What to produce:
Comb the records below for the string "home" and copy each line where it turns up.

# # # # #

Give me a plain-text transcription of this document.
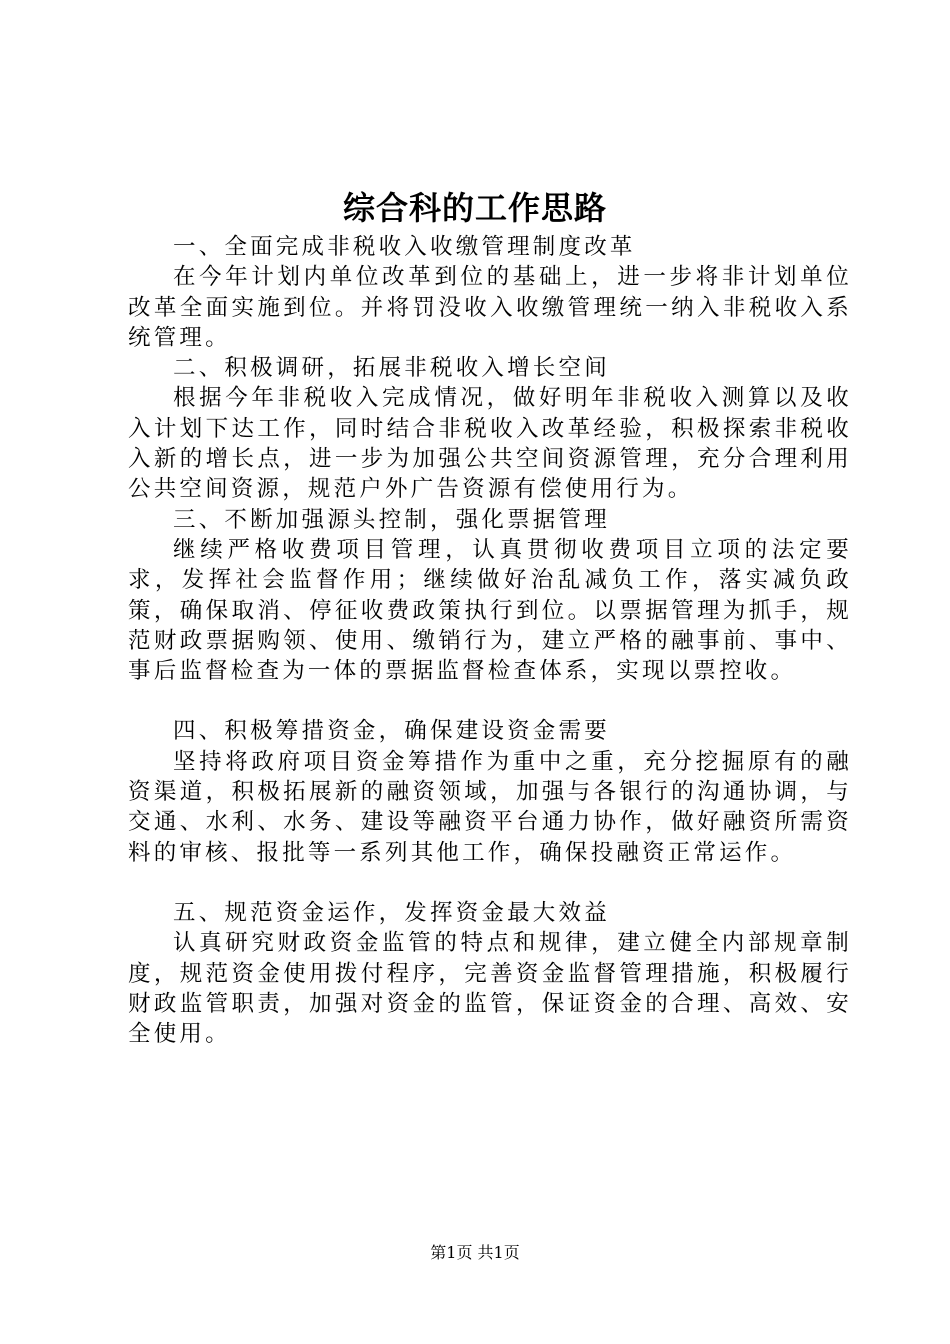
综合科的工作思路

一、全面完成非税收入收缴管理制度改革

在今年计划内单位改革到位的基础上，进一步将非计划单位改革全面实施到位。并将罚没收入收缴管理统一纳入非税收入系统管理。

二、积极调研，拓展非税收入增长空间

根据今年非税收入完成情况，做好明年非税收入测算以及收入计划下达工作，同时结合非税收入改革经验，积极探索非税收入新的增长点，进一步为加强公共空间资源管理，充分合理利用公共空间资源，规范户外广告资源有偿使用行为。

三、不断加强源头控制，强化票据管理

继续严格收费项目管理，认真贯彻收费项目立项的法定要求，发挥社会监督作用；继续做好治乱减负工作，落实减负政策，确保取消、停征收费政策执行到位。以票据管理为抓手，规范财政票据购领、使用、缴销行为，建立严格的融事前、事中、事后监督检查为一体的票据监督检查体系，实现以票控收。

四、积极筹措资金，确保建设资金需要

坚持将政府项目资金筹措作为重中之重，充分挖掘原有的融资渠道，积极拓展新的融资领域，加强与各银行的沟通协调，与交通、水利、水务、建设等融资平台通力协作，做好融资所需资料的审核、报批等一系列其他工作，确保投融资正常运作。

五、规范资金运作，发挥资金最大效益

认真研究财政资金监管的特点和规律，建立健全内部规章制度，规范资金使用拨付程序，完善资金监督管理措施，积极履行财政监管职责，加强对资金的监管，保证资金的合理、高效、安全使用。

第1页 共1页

# # # # #

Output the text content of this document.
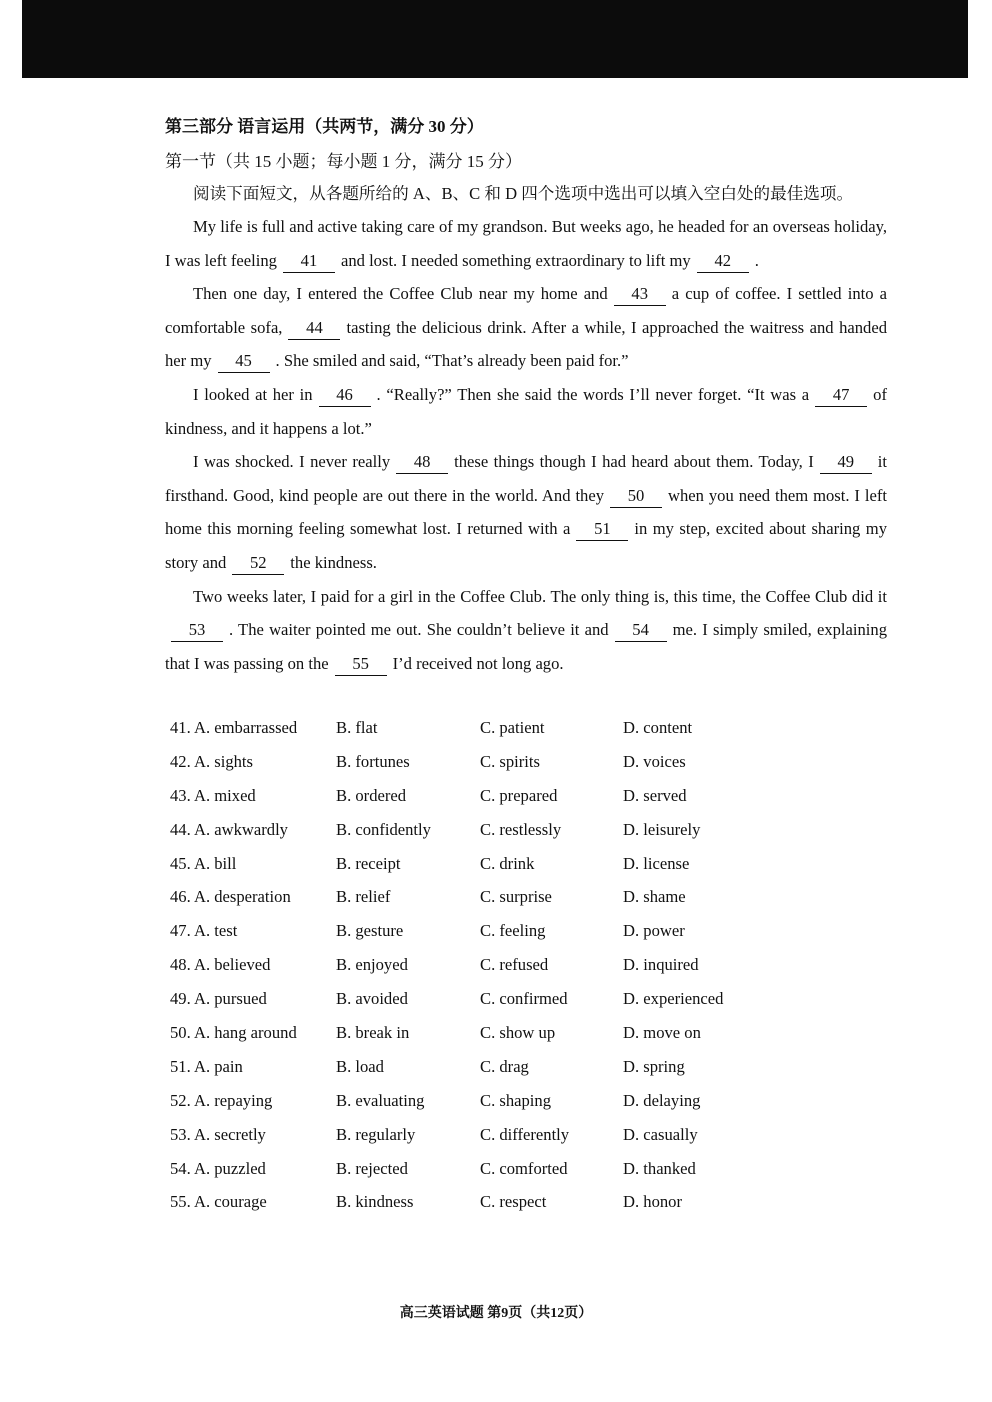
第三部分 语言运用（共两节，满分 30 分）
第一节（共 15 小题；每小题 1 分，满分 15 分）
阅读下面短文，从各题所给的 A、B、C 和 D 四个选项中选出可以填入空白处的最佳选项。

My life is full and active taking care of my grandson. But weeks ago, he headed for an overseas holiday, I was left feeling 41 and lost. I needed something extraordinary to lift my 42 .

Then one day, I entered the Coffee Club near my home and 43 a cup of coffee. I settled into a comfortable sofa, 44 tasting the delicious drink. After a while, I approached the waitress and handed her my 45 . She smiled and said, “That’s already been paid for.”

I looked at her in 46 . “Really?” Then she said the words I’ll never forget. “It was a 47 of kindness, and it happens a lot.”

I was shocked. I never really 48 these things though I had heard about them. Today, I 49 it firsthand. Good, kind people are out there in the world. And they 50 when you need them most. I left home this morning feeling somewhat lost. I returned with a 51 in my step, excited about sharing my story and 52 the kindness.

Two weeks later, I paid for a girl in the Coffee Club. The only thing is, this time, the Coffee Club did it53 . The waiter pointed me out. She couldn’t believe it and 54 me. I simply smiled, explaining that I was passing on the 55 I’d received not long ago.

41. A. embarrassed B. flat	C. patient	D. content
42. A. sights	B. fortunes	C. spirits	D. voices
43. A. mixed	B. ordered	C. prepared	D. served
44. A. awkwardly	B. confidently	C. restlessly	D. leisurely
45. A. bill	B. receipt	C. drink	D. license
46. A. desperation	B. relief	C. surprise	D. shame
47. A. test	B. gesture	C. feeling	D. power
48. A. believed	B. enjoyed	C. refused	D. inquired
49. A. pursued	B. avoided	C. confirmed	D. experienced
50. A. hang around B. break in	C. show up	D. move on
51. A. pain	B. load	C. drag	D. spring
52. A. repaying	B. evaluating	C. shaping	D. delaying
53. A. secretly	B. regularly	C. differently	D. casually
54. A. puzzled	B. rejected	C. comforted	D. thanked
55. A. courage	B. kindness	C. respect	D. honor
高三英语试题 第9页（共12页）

# # # # #

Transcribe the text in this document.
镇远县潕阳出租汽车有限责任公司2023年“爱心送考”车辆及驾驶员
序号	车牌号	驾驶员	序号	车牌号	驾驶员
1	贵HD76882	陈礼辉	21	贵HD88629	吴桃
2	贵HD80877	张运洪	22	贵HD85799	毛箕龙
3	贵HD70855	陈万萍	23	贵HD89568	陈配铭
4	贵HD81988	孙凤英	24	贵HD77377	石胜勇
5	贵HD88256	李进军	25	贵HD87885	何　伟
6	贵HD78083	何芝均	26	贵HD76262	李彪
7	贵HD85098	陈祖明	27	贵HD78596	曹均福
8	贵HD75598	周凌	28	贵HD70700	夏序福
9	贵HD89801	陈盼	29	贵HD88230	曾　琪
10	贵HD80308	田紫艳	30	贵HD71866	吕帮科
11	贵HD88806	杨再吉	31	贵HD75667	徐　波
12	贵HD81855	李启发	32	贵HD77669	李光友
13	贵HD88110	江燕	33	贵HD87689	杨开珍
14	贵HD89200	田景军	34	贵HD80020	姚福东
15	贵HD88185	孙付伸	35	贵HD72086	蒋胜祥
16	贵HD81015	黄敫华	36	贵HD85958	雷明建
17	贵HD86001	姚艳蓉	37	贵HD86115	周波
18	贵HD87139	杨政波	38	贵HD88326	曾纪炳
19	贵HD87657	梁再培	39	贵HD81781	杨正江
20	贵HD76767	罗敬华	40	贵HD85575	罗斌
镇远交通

# # # # #

Response to the exercise:
Then one day, I entered the Coffee Club near my home and 43 a cup of coffee. I settled into a comfortable sofa, 44 tasting the delicious drink. After a while, I approached the waitress and handed her my 45 . She smiled and said, “That’s already been paid for.”
I was shocked. I never really 48 these things though I had heard about them. Today, I 49 it firsthand. Good, kind people are out there in the world. And they 50 when you need them most. I left home this morning feeling somewhat lost. I returned with a 51 in my step, excited about sharing my story and 52 the kindness.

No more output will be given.